## Belge alıntısı
Kıyamet alâmetlerinden, birisi de fitne ve fesad çıkmasıdır. Öyle ki hergün yeni bir fitne çıkmakta, nezih, temiz, saf, müslümanların gönüllerini bunlandırmaktadır.
Kalbleri hasta olanlar tarafından çıkarılan fitneler sebebiyle din-iman ayaklar altına alınmakta, hakikatler saptırılmaktadır.
Bugüne kadar kendisini Peygamber ilân eden, dabbet’ül arz olduğunu söyleyen, Mehdi’yim diyen birçok sahteler ve yalancılar çıktı.
Bu türemeler ilk değil, son da değil. Zira bunların altmışa kadar çıkacağını Resul-i Ekrem -sallallahu aleyhi ve sellem- Efendimiz Hadis-i şerif’lerinde haber veriyorlar:
“Allah’ın resulü olarak gönderildiğini iddia eden altmış yalancı çıkacaktır.” (İkdu’d-durer)

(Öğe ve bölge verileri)
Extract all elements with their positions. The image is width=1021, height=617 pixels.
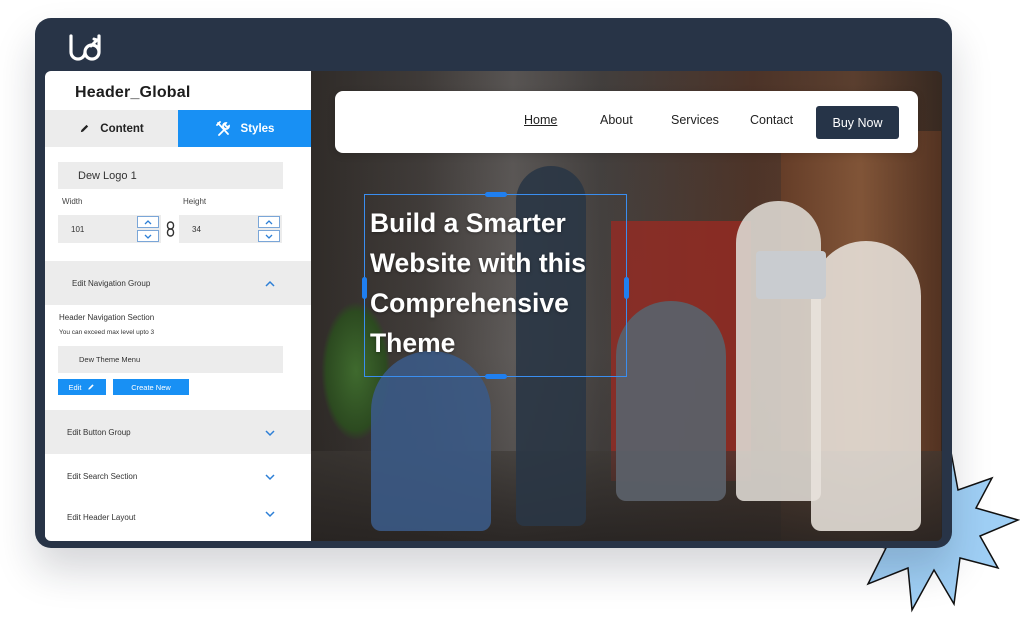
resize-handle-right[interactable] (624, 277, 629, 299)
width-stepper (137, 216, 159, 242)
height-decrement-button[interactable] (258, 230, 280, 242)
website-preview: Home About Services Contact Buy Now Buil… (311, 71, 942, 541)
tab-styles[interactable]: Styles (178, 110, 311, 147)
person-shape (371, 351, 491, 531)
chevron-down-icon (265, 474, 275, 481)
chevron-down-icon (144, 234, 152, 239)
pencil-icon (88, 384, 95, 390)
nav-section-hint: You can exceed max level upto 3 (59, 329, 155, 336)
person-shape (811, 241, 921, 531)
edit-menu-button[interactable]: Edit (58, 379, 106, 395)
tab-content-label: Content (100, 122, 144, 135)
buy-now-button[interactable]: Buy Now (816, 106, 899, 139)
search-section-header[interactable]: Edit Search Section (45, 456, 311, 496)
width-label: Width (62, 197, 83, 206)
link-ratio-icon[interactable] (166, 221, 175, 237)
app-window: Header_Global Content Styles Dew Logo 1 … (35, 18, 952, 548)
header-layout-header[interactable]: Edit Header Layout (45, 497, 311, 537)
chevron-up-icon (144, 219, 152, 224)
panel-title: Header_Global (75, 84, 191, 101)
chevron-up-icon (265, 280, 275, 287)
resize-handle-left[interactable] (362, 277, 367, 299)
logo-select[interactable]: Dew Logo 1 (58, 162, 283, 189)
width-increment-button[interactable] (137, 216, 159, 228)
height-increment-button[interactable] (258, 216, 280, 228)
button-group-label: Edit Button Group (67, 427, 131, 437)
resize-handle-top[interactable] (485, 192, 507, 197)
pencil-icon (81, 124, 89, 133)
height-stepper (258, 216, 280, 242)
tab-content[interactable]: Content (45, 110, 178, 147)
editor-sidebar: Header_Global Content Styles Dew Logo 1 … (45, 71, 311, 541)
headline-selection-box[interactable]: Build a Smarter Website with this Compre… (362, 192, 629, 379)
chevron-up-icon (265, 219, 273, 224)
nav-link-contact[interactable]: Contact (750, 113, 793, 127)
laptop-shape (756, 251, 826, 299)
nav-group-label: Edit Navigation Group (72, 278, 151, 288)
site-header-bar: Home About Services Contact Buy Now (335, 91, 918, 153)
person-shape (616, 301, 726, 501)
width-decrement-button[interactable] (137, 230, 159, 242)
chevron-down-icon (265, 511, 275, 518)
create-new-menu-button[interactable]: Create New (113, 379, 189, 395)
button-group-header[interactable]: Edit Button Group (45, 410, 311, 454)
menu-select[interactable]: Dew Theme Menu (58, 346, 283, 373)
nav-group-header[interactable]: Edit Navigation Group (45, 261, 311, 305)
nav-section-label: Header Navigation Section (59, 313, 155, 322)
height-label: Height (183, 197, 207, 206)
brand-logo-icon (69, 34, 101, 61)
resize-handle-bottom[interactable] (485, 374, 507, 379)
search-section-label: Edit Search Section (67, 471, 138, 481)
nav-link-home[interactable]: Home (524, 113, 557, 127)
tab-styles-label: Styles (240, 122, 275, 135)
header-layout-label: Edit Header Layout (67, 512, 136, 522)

## Görev talimatı
Kıyamet alâmetleriyle ilgili metnin "Kıyamet alâmetlerinden, birisi" sözleriyle başlayıp "müslümanların gönüllerini bunlandırmaktadır." sözleriyle biten kısmını, "nezih" yerine "dürüst" koyarak yeniden yazın.

## Problem çözümü
Kıyamet alâmetlerinden, birisi de fitne ve fesad çıkmasıdır. Öyle ki hergün yeni bir fitne çıkmakta, dürüst, temiz, saf, müslümanların gönüllerini bunlandırmaktadır.